Items listed in a dataset
*****

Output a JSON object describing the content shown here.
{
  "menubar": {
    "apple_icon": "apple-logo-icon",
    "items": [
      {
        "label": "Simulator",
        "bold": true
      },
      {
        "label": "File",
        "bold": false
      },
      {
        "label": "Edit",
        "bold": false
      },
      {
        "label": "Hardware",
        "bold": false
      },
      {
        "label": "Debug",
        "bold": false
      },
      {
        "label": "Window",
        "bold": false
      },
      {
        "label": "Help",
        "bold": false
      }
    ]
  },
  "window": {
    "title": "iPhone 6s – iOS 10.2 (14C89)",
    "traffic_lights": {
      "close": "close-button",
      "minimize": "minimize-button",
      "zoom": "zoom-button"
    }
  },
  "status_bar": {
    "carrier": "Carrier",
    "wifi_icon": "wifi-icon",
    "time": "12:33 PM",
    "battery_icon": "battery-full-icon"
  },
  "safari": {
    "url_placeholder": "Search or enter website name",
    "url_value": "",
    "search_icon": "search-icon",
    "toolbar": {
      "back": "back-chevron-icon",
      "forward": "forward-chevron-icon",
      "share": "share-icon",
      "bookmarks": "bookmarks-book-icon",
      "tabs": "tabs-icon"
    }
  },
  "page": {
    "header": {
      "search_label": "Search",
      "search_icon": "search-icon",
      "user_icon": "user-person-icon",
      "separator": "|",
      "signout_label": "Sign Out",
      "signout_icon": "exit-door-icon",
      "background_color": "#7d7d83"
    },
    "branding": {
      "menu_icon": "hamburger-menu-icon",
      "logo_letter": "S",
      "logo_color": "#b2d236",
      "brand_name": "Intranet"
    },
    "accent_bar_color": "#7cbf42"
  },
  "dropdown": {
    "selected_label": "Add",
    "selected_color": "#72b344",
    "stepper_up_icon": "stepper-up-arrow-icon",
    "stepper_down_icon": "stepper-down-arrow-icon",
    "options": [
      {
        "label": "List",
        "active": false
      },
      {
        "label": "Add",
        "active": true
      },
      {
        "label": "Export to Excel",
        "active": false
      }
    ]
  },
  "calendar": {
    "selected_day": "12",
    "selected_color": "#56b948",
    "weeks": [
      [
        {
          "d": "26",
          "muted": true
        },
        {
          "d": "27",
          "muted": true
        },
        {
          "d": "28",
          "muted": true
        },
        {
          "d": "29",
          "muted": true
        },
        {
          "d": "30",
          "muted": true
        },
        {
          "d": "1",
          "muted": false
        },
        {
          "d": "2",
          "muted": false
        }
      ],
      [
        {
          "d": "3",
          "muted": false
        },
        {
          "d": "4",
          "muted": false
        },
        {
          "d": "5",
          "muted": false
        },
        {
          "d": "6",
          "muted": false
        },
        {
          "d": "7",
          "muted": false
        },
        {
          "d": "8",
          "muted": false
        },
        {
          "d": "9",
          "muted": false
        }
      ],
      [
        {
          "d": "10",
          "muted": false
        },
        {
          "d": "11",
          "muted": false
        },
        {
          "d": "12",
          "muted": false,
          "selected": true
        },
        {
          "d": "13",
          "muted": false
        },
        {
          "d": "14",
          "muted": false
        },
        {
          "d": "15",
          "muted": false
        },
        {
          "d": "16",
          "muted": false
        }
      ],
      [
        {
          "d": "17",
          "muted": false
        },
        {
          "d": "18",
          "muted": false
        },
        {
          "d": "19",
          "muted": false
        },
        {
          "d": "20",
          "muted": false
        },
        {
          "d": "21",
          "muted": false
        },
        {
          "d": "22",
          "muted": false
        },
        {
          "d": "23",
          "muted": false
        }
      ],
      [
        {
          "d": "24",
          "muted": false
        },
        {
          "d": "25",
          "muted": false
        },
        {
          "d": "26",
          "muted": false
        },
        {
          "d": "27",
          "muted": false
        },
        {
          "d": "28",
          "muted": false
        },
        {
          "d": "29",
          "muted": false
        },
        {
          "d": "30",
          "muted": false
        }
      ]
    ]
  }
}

*****

▸ **BRIEF**: Locate the word "button" in the records and collect each line it appears in.

▸ **COMPLETED TASK**:
      "close": "close-button",
      "minimize": "minimize-button",
      "zoom": "zoom-button"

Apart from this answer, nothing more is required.